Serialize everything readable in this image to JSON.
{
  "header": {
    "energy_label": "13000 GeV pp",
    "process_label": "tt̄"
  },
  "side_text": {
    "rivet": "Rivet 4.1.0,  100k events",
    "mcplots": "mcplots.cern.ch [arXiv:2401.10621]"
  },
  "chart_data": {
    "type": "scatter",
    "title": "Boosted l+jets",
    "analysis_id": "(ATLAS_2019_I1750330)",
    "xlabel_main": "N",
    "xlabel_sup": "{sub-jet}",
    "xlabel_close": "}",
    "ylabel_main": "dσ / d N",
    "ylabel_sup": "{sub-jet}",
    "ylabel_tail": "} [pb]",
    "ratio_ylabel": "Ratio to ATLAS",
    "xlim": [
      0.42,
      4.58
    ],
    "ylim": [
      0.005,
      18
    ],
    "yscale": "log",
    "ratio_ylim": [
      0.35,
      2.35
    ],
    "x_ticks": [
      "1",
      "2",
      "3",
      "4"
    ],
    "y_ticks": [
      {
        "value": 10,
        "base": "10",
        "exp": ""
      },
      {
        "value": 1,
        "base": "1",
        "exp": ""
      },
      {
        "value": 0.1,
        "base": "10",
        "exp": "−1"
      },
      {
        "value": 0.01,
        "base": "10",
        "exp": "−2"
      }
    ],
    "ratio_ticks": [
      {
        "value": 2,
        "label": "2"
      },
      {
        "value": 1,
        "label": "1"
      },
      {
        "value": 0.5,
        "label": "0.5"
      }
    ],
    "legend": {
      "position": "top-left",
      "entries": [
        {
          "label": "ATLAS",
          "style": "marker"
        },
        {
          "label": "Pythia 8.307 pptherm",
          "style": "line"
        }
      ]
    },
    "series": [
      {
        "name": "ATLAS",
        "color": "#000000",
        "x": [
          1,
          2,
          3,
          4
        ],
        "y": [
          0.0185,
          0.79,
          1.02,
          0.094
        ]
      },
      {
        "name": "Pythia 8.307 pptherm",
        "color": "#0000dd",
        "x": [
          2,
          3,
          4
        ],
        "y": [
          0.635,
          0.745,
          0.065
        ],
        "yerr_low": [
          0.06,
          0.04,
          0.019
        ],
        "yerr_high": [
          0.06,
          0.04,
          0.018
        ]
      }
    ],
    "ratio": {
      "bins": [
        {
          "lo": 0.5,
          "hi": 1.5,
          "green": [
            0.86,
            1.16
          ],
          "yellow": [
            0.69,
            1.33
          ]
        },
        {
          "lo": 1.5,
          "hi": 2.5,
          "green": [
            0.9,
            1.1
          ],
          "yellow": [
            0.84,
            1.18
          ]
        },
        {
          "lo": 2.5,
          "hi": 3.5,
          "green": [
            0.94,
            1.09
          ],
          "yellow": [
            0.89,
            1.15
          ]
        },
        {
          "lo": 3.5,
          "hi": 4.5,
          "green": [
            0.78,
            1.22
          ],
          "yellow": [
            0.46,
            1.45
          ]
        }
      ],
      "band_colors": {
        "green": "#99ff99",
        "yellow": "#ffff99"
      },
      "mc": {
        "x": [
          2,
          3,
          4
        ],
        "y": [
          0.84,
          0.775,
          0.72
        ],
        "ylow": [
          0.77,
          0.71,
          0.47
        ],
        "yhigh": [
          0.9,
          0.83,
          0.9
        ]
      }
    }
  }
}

Direction -> How many lines in the listing above contain "value"? Answer with the number alone.

Response to the exercise -> 7